- [Problem]
Write out each line beneath this one exactly as it reads.

- [Task data]
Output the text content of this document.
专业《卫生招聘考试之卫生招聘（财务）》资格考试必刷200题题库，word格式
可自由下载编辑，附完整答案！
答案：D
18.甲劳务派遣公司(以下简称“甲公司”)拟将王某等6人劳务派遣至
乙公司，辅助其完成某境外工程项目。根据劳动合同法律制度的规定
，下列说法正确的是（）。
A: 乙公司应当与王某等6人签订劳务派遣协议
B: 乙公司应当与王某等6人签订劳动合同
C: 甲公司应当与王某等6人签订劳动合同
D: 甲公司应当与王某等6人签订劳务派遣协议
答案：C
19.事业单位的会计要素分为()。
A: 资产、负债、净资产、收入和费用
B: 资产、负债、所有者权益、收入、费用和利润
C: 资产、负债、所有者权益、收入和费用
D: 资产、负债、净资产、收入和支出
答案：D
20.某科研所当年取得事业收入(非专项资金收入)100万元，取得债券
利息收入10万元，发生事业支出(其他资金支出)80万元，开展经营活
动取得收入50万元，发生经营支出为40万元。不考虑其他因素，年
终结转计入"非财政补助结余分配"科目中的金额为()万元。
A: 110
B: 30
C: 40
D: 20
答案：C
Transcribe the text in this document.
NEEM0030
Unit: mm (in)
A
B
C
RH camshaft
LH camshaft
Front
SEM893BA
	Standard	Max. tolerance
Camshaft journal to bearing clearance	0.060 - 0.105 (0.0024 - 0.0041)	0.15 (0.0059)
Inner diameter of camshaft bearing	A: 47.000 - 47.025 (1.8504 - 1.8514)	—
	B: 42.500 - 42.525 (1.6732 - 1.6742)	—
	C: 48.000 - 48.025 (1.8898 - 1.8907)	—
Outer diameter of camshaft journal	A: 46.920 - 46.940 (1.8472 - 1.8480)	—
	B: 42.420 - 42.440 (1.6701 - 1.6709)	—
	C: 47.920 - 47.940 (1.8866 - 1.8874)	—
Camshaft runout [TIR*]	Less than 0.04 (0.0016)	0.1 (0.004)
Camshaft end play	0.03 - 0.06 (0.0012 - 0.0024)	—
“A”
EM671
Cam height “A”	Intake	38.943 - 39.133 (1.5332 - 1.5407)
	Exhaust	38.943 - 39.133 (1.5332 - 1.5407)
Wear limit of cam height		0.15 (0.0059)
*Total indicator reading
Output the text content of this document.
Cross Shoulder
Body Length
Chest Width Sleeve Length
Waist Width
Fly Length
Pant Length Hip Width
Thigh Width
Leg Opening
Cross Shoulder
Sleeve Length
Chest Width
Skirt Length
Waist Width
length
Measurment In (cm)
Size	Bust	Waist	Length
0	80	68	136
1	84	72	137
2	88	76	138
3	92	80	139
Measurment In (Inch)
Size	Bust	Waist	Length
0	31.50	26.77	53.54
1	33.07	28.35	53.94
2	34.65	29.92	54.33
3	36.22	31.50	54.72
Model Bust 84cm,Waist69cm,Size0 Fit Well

- [Task answer]
Output the text content of this document.
专业《卫生招聘考试之卫生招聘（财务）》资格考试必刷200题题库，word格式
可自由下载编辑，附完整答案！
答案：D
18.甲劳务派遣公司(以下简称“甲公司”)拟将王某等6人劳务派遣至
乙公司，辅助其完成某境外工程项目。根据劳动合同法律制度的规定
，下列说法正确的是（）。
A: 乙公司应当与王某等6人签订劳务派遣协议
B: 乙公司应当与王某等6人签订劳动合同
C: 甲公司应当与王某等6人签订劳动合同
D: 甲公司应当与王某等6人签订劳务派遣协议
答案：C
19.事业单位的会计要素分为()。
A: 资产、负债、净资产、收入和费用
B: 资产、负债、所有者权益、收入、费用和利润
C: 资产、负债、所有者权益、收入和费用
D: 资产、负债、净资产、收入和支出
答案：D
20.某科研所当年取得事业收入(非专项资金收入)100万元，取得债券
利息收入10万元，发生事业支出(其他资金支出)80万元，开展经营活
动取得收入50万元，发生经营支出为40万元。不考虑其他因素，年
终结转计入"非财政补助结余分配"科目中的金额为()万元。
A: 110
B: 30
C: 40
D: 20
答案：C
Transcribe the text in this document.
NEEM0030
Unit: mm (in)
A
B
C
RH camshaft
LH camshaft
Front
SEM893BA
	Standard	Max. tolerance
Camshaft journal to bearing clearance	0.060 - 0.105 (0.0024 - 0.0041)	0.15 (0.0059)
Inner diameter of camshaft bearing	A: 47.000 - 47.025 (1.8504 - 1.8514)	—
	B: 42.500 - 42.525 (1.6732 - 1.6742)	—
	C: 48.000 - 48.025 (1.8898 - 1.8907)	—
Outer diameter of camshaft journal	A: 46.920 - 46.940 (1.8472 - 1.8480)	—
	B: 42.420 - 42.440 (1.6701 - 1.6709)	—
	C: 47.920 - 47.940 (1.8866 - 1.8874)	—
Camshaft runout [TIR*]	Less than 0.04 (0.0016)	0.1 (0.004)
Camshaft end play	0.03 - 0.06 (0.0012 - 0.0024)	—
“A”
EM671
Cam height “A”	Intake	38.943 - 39.133 (1.5332 - 1.5407)
	Exhaust	38.943 - 39.133 (1.5332 - 1.5407)
Wear limit of cam height		0.15 (0.0059)
*Total indicator reading
Output the text content of this document.
Cross Shoulder
Body Length
Chest Width Sleeve Length
Waist Width
Fly Length
Pant Length Hip Width
Thigh Width
Leg Opening
Cross Shoulder
Sleeve Length
Chest Width
Skirt Length
Waist Width
length
Measurment In (cm)
Size	Bust	Waist	Length
0	80	68	136
1	84	72	137
2	88	76	138
3	92	80	139
Measurment In (Inch)
Size	Bust	Waist	Length
0	31.50	26.77	53.54
1	33.07	28.35	53.94
2	34.65	29.92	54.33
3	36.22	31.50	54.72
Model Bust 84cm,Waist69cm,Size0 Fit Well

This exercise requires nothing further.